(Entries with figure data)
──────────

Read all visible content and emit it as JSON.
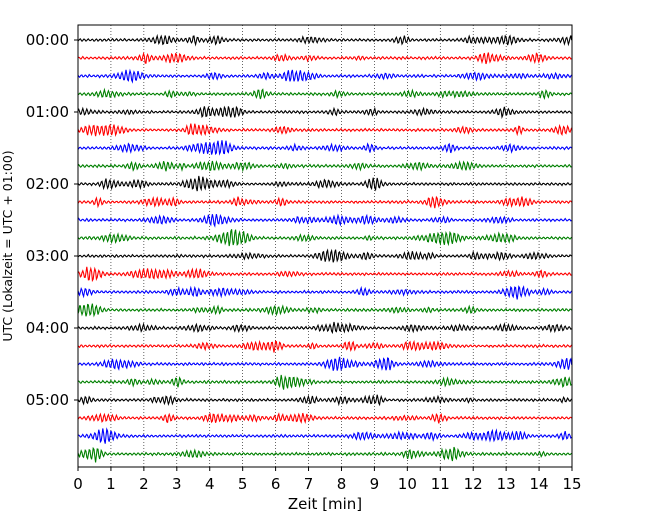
{
  "chart_data": {
    "type": "line",
    "title": "",
    "xlabel": "Zeit  [min]",
    "ylabel": "UTC (Lokalzeit = UTC + 01:00)",
    "xlim": [
      0,
      15
    ],
    "x_ticks": [
      "0",
      "1",
      "2",
      "3",
      "4",
      "5",
      "6",
      "7",
      "8",
      "9",
      "10",
      "11",
      "12",
      "13",
      "14",
      "15"
    ],
    "y_ticks": [
      "00:00",
      "01:00",
      "02:00",
      "03:00",
      "04:00",
      "05:00"
    ],
    "trace_interval_min": 15,
    "trace_count": 24,
    "trace_colors": [
      "#000000",
      "#ff0000",
      "#0000ff",
      "#008000"
    ],
    "grid": "vertical dotted at each minute"
  }
}
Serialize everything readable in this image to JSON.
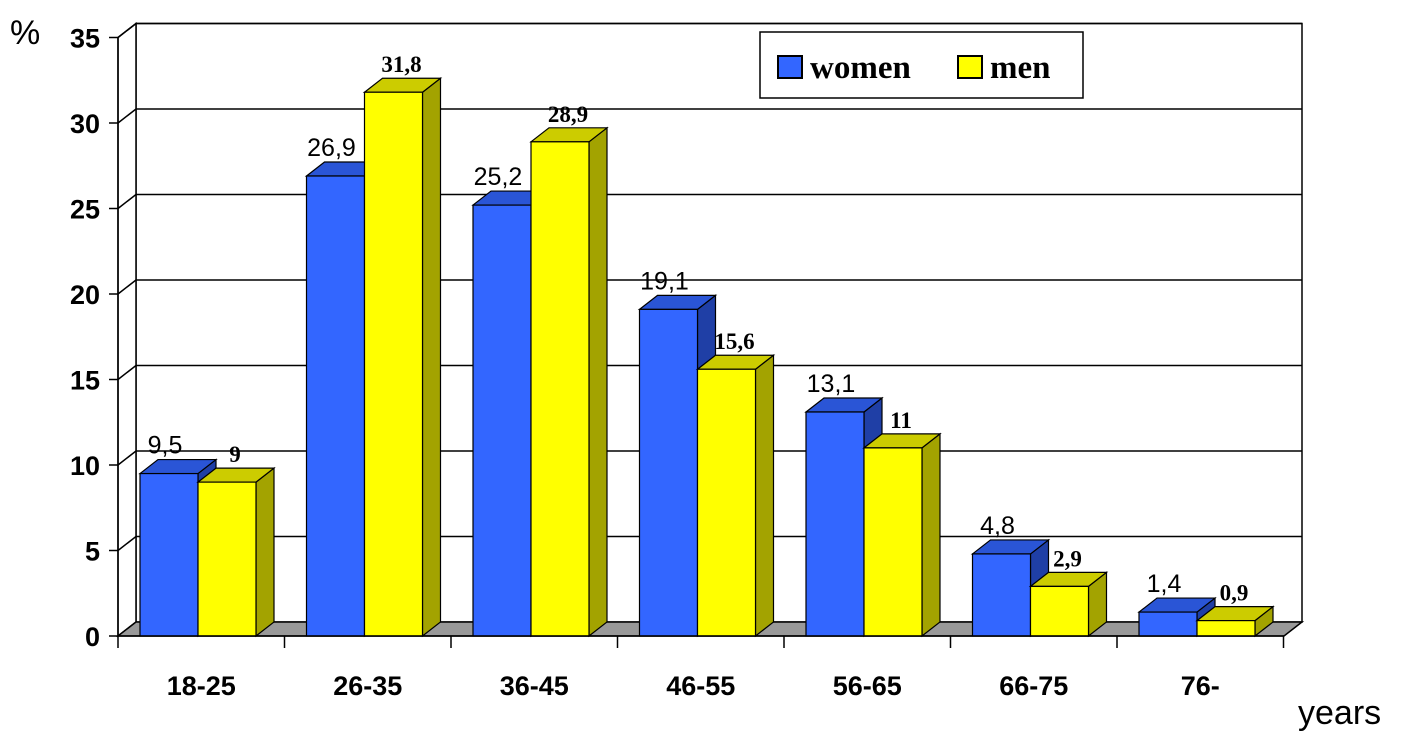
{
  "chart_data": {
    "type": "bar",
    "categories": [
      "18-25",
      "26-35",
      "36-45",
      "46-55",
      "56-65",
      "66-75",
      "76-"
    ],
    "series": [
      {
        "name": "women",
        "color": "#3366ff",
        "values": [
          9.5,
          26.9,
          25.2,
          19.1,
          13.1,
          4.8,
          1.4
        ],
        "labels": [
          "9,5",
          "26,9",
          "25,2",
          "19,1",
          "13,1",
          "4,8",
          "1,4"
        ]
      },
      {
        "name": "men",
        "color": "#ffff00",
        "values": [
          9,
          31.8,
          28.9,
          15.6,
          11,
          2.9,
          0.9
        ],
        "labels": [
          "9",
          "31,8",
          "28,9",
          "15,6",
          "11",
          "2,9",
          "0,9"
        ]
      }
    ],
    "ylabel": "%",
    "xlabel": "years",
    "ylim": [
      0,
      35
    ],
    "yticks": [
      0,
      5,
      10,
      15,
      20,
      25,
      30,
      35
    ],
    "grid": true,
    "legend": "top-right",
    "style": "3d-bar"
  }
}
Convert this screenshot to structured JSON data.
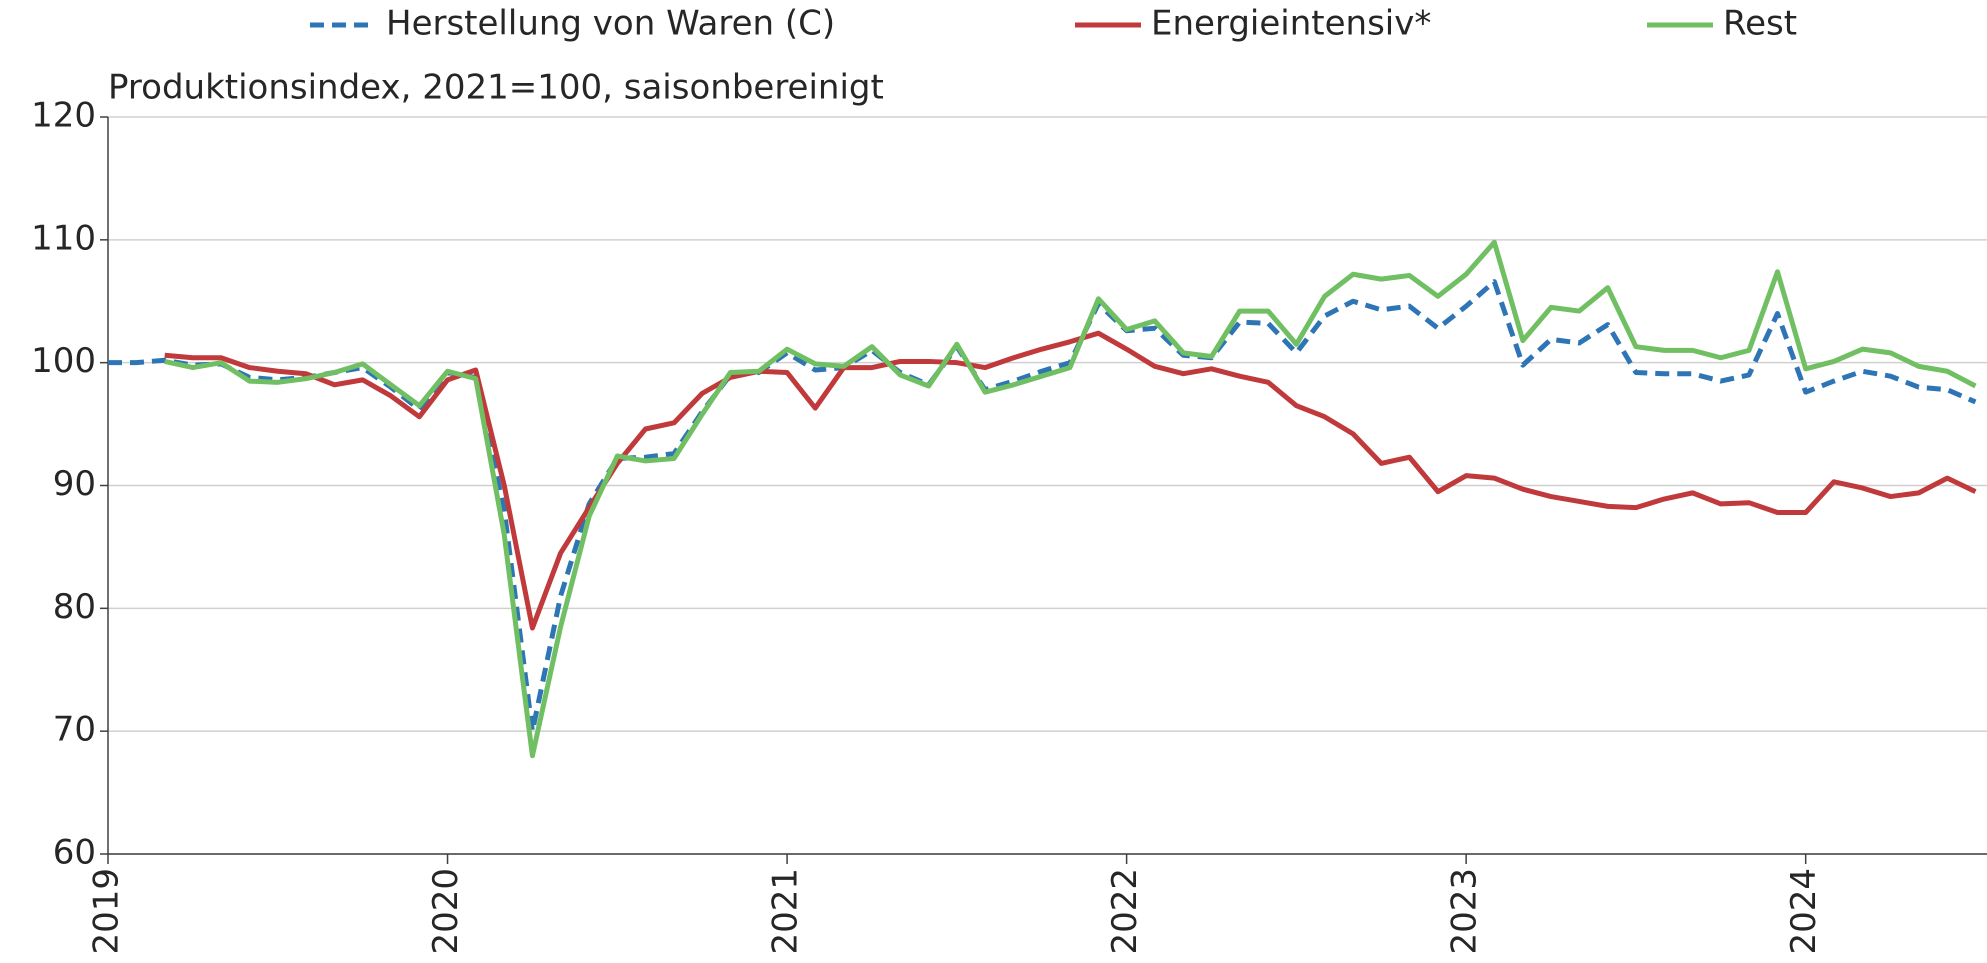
{
  "chart_data": {
    "type": "line",
    "title": "Produktionsindex, 2021=100, saisonbereinigt",
    "x": [
      2019,
      2019.083,
      2019.167,
      2019.25,
      2019.333,
      2019.417,
      2019.5,
      2019.583,
      2019.667,
      2019.75,
      2019.833,
      2019.917,
      2020,
      2020.083,
      2020.167,
      2020.25,
      2020.333,
      2020.417,
      2020.5,
      2020.583,
      2020.667,
      2020.75,
      2020.833,
      2020.917,
      2021,
      2021.083,
      2021.167,
      2021.25,
      2021.333,
      2021.417,
      2021.5,
      2021.583,
      2021.667,
      2021.75,
      2021.833,
      2021.917,
      2022,
      2022.083,
      2022.167,
      2022.25,
      2022.333,
      2022.417,
      2022.5,
      2022.583,
      2022.667,
      2022.75,
      2022.833,
      2022.917,
      2023,
      2023.083,
      2023.167,
      2023.25,
      2023.333,
      2023.417,
      2023.5,
      2023.583,
      2023.667,
      2023.75,
      2023.833,
      2023.917,
      2024,
      2024.083,
      2024.167,
      2024.25,
      2024.333,
      2024.417,
      2024.5
    ],
    "series": [
      {
        "name": "Herstellung von Waren (C)",
        "color": "#2e75b6",
        "style": "dashed",
        "values": [
          100,
          100,
          100.2,
          99.8,
          99.9,
          98.8,
          98.6,
          98.8,
          99.2,
          99.6,
          98,
          96.2,
          99.2,
          98.8,
          88,
          70,
          81,
          88.5,
          92.2,
          92.3,
          92.6,
          96,
          99,
          99.2,
          100.8,
          99.4,
          99.6,
          101,
          99.2,
          98.2,
          101.3,
          97.8,
          98.5,
          99.3,
          100,
          104.8,
          102.6,
          102.8,
          100.6,
          100.4,
          103.3,
          103.2,
          100.8,
          103.8,
          105,
          104.3,
          104.6,
          102.8,
          104.6,
          106.6,
          99.8,
          101.9,
          101.6,
          103.1,
          99.2,
          99.1,
          99.1,
          98.5,
          99,
          104,
          97.6,
          98.5,
          99.3,
          98.9,
          98,
          97.8,
          96.8
        ]
      },
      {
        "name": "Energieintensiv*",
        "color": "#c0393b",
        "style": "solid",
        "values": [
          null,
          null,
          100.6,
          100.4,
          100.4,
          99.6,
          99.3,
          99.1,
          98.2,
          98.6,
          97.3,
          95.6,
          98.6,
          99.4,
          90,
          78.4,
          84.5,
          88.2,
          91.8,
          94.6,
          95.1,
          97.5,
          98.8,
          99.3,
          99.2,
          96.3,
          99.6,
          99.6,
          100.1,
          100.1,
          100,
          99.6,
          100.4,
          101.1,
          101.7,
          102.4,
          101.1,
          99.7,
          99.1,
          99.5,
          98.9,
          98.4,
          96.5,
          95.6,
          94.2,
          91.8,
          92.3,
          89.5,
          90.8,
          90.6,
          89.7,
          89.1,
          88.7,
          88.3,
          88.2,
          88.9,
          89.4,
          88.5,
          88.6,
          87.8,
          87.8,
          90.3,
          89.8,
          89.1,
          89.4,
          90.6,
          89.5
        ]
      },
      {
        "name": "Rest",
        "color": "#70bf63",
        "style": "solid",
        "values": [
          null,
          null,
          100.1,
          99.6,
          100,
          98.5,
          98.4,
          98.7,
          99.2,
          99.9,
          98.2,
          96.5,
          99.3,
          98.7,
          86,
          68,
          78.5,
          87.5,
          92.4,
          92,
          92.2,
          95.8,
          99.2,
          99.3,
          101.1,
          99.9,
          99.7,
          101.3,
          99,
          98.1,
          101.5,
          97.6,
          98.2,
          98.9,
          99.6,
          105.2,
          102.7,
          103.4,
          100.8,
          100.5,
          104.2,
          104.2,
          101.5,
          105.4,
          107.2,
          106.8,
          107.1,
          105.4,
          107.2,
          109.8,
          101.8,
          104.5,
          104.2,
          106.1,
          101.3,
          101,
          101,
          100.4,
          101,
          107.4,
          99.5,
          100.1,
          101.1,
          100.8,
          99.7,
          99.3,
          98.1
        ]
      }
    ],
    "xlim": [
      2019,
      2024.534
    ],
    "xticks": [
      2019,
      2020,
      2021,
      2022,
      2023,
      2024
    ],
    "ylim": [
      60,
      120
    ],
    "yticks": [
      60,
      70,
      80,
      90,
      100,
      110,
      120
    ],
    "grid": true,
    "legend": "top"
  }
}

──────────

Aim of the exercise => Exclude the pictures and transcribe all of the entries exactly.

Exercise result =>
Read all visible content and emit it as JSON.
{
  "chart_data": {
    "type": "line",
    "title": "",
    "xlabel": "Zeit  [min]",
    "ylabel": "UTC (Lokalzeit = UTC + 01:00)",
    "xlim": [
      0,
      15
    ],
    "x_ticks": [
      "0",
      "1",
      "2",
      "3",
      "4",
      "5",
      "6",
      "7",
      "8",
      "9",
      "10",
      "11",
      "12",
      "13",
      "14",
      "15"
    ],
    "y_ticks": [
      "00:00",
      "01:00",
      "02:00",
      "03:00",
      "04:00",
      "05:00"
    ],
    "trace_interval_min": 15,
    "trace_count": 24,
    "trace_colors": [
      "#000000",
      "#ff0000",
      "#0000ff",
      "#008000"
    ],
    "grid": "vertical dotted at each minute"
  }
}
Serialize everything readable in this image to JSON.
{
  "chart_data": {
    "type": "bar",
    "categories": [
      "18-25",
      "26-35",
      "36-45",
      "46-55",
      "56-65",
      "66-75",
      "76-"
    ],
    "series": [
      {
        "name": "women",
        "color": "#3366ff",
        "values": [
          9.5,
          26.9,
          25.2,
          19.1,
          13.1,
          4.8,
          1.4
        ],
        "labels": [
          "9,5",
          "26,9",
          "25,2",
          "19,1",
          "13,1",
          "4,8",
          "1,4"
        ]
      },
      {
        "name": "men",
        "color": "#ffff00",
        "values": [
          9,
          31.8,
          28.9,
          15.6,
          11,
          2.9,
          0.9
        ],
        "labels": [
          "9",
          "31,8",
          "28,9",
          "15,6",
          "11",
          "2,9",
          "0,9"
        ]
      }
    ],
    "ylabel": "%",
    "xlabel": "years",
    "ylim": [
      0,
      35
    ],
    "yticks": [
      0,
      5,
      10,
      15,
      20,
      25,
      30,
      35
    ],
    "grid": true,
    "legend": "top-right",
    "style": "3d-bar"
  }
}
Convert this screenshot to structured JSON data.
{
  "chart_data": {
    "type": "line",
    "title": "Produktionsindex, 2021=100, saisonbereinigt",
    "x": [
      2019,
      2019.083,
      2019.167,
      2019.25,
      2019.333,
      2019.417,
      2019.5,
      2019.583,
      2019.667,
      2019.75,
      2019.833,
      2019.917,
      2020,
      2020.083,
      2020.167,
      2020.25,
      2020.333,
      2020.417,
      2020.5,
      2020.583,
      2020.667,
      2020.75,
      2020.833,
      2020.917,
      2021,
      2021.083,
      2021.167,
      2021.25,
      2021.333,
      2021.417,
      2021.5,
      2021.583,
      2021.667,
      2021.75,
      2021.833,
      2021.917,
      2022,
      2022.083,
      2022.167,
      2022.25,
      2022.333,
      2022.417,
      2022.5,
      2022.583,
      2022.667,
      2022.75,
      2022.833,
      2022.917,
      2023,
      2023.083,
      2023.167,
      2023.25,
      2023.333,
      2023.417,
      2023.5,
      2023.583,
      2023.667,
      2023.75,
      2023.833,
      2023.917,
      2024,
      2024.083,
      2024.167,
      2024.25,
      2024.333,
      2024.417,
      2024.5
    ],
    "series": [
      {
        "name": "Herstellung von Waren (C)",
        "color": "#2e75b6",
        "style": "dashed",
        "values": [
          100,
          100,
          100.2,
          99.8,
          99.9,
          98.8,
          98.6,
          98.8,
          99.2,
          99.6,
          98,
          96.2,
          99.2,
          98.8,
          88,
          70,
          81,
          88.5,
          92.2,
          92.3,
          92.6,
          96,
          99,
          99.2,
          100.8,
          99.4,
          99.6,
          101,
          99.2,
          98.2,
          101.3,
          97.8,
          98.5,
          99.3,
          100,
          104.8,
          102.6,
          102.8,
          100.6,
          100.4,
          103.3,
          103.2,
          100.8,
          103.8,
          105,
          104.3,
          104.6,
          102.8,
          104.6,
          106.6,
          99.8,
          101.9,
          101.6,
          103.1,
          99.2,
          99.1,
          99.1,
          98.5,
          99,
          104,
          97.6,
          98.5,
          99.3,
          98.9,
          98,
          97.8,
          96.8
        ]
      },
      {
        "name": "Energieintensiv*",
        "color": "#c0393b",
        "style": "solid",
        "values": [
          null,
          null,
          100.6,
          100.4,
          100.4,
          99.6,
          99.3,
          99.1,
          98.2,
          98.6,
          97.3,
          95.6,
          98.6,
          99.4,
          90,
          78.4,
          84.5,
          88.2,
          91.8,
          94.6,
          95.1,
          97.5,
          98.8,
          99.3,
          99.2,
          96.3,
          99.6,
          99.6,
          100.1,
          100.1,
          100,
          99.6,
          100.4,
          101.1,
          101.7,
          102.4,
          101.1,
          99.7,
          99.1,
          99.5,
          98.9,
          98.4,
          96.5,
          95.6,
          94.2,
          91.8,
          92.3,
          89.5,
          90.8,
          90.6,
          89.7,
          89.1,
          88.7,
          88.3,
          88.2,
          88.9,
          89.4,
          88.5,
          88.6,
          87.8,
          87.8,
          90.3,
          89.8,
          89.1,
          89.4,
          90.6,
          89.5
        ]
      },
      {
        "name": "Rest",
        "color": "#70bf63",
        "style": "solid",
        "values": [
          null,
          null,
          100.1,
          99.6,
          100,
          98.5,
          98.4,
          98.7,
          99.2,
          99.9,
          98.2,
          96.5,
          99.3,
          98.7,
          86,
          68,
          78.5,
          87.5,
          92.4,
          92,
          92.2,
          95.8,
          99.2,
          99.3,
          101.1,
          99.9,
          99.7,
          101.3,
          99,
          98.1,
          101.5,
          97.6,
          98.2,
          98.9,
          99.6,
          105.2,
          102.7,
          103.4,
          100.8,
          100.5,
          104.2,
          104.2,
          101.5,
          105.4,
          107.2,
          106.8,
          107.1,
          105.4,
          107.2,
          109.8,
          101.8,
          104.5,
          104.2,
          106.1,
          101.3,
          101,
          101,
          100.4,
          101,
          107.4,
          99.5,
          100.1,
          101.1,
          100.8,
          99.7,
          99.3,
          98.1
        ]
      }
    ],
    "xlim": [
      2019,
      2024.534
    ],
    "xticks": [
      2019,
      2020,
      2021,
      2022,
      2023,
      2024
    ],
    "ylim": [
      60,
      120
    ],
    "yticks": [
      60,
      70,
      80,
      90,
      100,
      110,
      120
    ],
    "grid": true,
    "legend": "top"
  }
}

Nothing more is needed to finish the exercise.